[Begin Extracted data]

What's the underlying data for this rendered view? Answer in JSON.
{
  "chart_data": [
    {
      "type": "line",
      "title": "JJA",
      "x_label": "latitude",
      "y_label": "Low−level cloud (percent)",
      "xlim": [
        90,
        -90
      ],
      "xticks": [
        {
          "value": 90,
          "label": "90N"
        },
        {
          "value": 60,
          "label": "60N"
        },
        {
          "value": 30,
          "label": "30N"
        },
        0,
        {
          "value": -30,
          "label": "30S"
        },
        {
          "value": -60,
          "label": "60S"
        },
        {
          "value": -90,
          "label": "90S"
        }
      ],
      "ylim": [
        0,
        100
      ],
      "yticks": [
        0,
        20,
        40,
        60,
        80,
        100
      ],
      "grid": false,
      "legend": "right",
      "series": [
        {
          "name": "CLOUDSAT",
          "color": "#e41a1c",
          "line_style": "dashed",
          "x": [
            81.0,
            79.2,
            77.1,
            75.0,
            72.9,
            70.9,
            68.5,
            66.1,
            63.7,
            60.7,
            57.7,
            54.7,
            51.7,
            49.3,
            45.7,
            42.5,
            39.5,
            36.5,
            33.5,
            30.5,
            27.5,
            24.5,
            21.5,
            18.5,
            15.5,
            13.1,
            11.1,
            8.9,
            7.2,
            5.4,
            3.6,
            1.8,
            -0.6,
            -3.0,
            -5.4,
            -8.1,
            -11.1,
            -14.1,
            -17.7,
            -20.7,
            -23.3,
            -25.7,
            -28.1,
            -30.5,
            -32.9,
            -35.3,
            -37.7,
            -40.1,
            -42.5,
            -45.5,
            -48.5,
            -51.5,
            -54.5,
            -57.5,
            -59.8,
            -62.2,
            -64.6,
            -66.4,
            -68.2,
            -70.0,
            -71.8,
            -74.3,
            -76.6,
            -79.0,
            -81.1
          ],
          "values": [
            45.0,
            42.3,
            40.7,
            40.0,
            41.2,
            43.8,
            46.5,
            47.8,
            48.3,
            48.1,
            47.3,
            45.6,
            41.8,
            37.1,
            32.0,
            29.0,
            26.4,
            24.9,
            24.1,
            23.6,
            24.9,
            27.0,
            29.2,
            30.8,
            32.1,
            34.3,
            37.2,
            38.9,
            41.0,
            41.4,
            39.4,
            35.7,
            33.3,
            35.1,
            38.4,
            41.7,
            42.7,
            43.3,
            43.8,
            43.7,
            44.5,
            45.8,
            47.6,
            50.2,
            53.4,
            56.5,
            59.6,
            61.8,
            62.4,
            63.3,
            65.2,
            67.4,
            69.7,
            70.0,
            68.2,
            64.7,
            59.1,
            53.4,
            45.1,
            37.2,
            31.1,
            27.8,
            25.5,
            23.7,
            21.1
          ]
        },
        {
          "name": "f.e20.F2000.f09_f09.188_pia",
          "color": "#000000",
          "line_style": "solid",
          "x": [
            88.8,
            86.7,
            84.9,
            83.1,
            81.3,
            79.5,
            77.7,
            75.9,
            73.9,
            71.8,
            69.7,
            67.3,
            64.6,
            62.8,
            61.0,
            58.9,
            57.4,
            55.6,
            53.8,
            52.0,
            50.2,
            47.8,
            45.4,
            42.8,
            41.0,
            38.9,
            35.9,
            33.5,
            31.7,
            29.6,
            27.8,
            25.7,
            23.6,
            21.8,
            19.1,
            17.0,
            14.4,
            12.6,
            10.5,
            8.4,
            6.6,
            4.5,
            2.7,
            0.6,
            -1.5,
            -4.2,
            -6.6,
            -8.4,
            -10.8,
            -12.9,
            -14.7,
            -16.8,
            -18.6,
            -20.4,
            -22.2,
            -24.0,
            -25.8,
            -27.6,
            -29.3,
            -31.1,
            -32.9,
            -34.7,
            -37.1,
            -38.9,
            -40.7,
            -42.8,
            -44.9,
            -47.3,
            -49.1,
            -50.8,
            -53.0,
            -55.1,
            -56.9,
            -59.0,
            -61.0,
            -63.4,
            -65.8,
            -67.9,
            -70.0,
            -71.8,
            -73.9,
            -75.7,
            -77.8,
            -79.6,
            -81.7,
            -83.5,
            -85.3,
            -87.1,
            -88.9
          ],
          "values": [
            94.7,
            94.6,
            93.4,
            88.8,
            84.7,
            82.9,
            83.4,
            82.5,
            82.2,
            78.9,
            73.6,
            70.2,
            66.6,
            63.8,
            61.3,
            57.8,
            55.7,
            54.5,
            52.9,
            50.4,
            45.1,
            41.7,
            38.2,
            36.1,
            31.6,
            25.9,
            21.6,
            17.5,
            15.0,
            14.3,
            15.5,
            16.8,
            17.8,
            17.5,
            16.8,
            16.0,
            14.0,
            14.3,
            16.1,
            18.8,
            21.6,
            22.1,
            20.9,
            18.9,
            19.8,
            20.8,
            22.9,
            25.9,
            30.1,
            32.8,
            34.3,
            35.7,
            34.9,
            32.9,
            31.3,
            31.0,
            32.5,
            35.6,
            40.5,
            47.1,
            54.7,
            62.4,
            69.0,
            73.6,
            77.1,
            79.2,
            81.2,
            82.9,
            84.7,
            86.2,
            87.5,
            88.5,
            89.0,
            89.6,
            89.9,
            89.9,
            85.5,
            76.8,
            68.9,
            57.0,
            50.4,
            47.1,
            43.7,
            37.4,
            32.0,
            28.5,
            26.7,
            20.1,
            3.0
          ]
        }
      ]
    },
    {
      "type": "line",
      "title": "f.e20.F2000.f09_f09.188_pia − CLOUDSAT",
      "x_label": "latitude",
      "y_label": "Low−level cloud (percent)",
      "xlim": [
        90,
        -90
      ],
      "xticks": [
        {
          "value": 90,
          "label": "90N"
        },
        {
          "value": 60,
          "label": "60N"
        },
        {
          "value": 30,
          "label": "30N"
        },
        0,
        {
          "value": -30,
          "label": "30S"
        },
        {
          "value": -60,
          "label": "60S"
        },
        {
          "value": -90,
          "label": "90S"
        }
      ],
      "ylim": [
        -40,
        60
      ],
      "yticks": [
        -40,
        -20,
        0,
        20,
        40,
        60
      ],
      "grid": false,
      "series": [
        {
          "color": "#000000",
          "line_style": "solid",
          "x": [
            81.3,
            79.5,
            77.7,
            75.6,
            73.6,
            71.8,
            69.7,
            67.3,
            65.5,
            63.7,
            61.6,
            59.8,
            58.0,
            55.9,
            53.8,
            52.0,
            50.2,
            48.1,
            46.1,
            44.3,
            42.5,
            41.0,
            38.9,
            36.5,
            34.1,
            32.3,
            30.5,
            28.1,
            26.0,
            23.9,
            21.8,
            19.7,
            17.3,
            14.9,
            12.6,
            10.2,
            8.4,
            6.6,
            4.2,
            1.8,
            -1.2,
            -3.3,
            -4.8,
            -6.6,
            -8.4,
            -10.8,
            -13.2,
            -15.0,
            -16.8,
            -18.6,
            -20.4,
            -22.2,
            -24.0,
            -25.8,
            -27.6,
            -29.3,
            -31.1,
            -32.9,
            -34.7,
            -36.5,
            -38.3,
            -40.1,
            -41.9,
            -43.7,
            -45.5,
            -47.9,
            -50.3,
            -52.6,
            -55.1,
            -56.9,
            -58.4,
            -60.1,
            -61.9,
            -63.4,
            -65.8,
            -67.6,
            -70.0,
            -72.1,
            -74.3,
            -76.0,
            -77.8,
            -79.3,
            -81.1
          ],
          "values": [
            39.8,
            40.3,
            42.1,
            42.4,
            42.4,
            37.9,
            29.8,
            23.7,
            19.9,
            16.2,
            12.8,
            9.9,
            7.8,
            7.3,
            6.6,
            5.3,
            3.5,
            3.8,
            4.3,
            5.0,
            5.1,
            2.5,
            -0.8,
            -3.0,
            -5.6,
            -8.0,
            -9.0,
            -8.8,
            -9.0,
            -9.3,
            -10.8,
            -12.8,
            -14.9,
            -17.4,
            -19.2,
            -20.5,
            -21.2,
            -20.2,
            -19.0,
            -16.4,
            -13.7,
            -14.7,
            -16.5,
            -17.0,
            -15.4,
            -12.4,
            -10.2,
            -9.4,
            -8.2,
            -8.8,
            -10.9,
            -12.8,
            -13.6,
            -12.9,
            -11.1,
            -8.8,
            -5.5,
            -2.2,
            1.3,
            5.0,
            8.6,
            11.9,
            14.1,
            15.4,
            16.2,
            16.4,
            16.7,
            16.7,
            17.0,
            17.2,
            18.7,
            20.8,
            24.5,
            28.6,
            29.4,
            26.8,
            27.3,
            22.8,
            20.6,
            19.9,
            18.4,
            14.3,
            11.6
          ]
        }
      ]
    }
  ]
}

[End Extracted data]

Required work: Copy out each line of the records where the string "CLOUDSAT" appears.

Exercise solution:
          "name": "CLOUDSAT",
      "title": "f.e20.F2000.f09_f09.188_pia − CLOUDSAT",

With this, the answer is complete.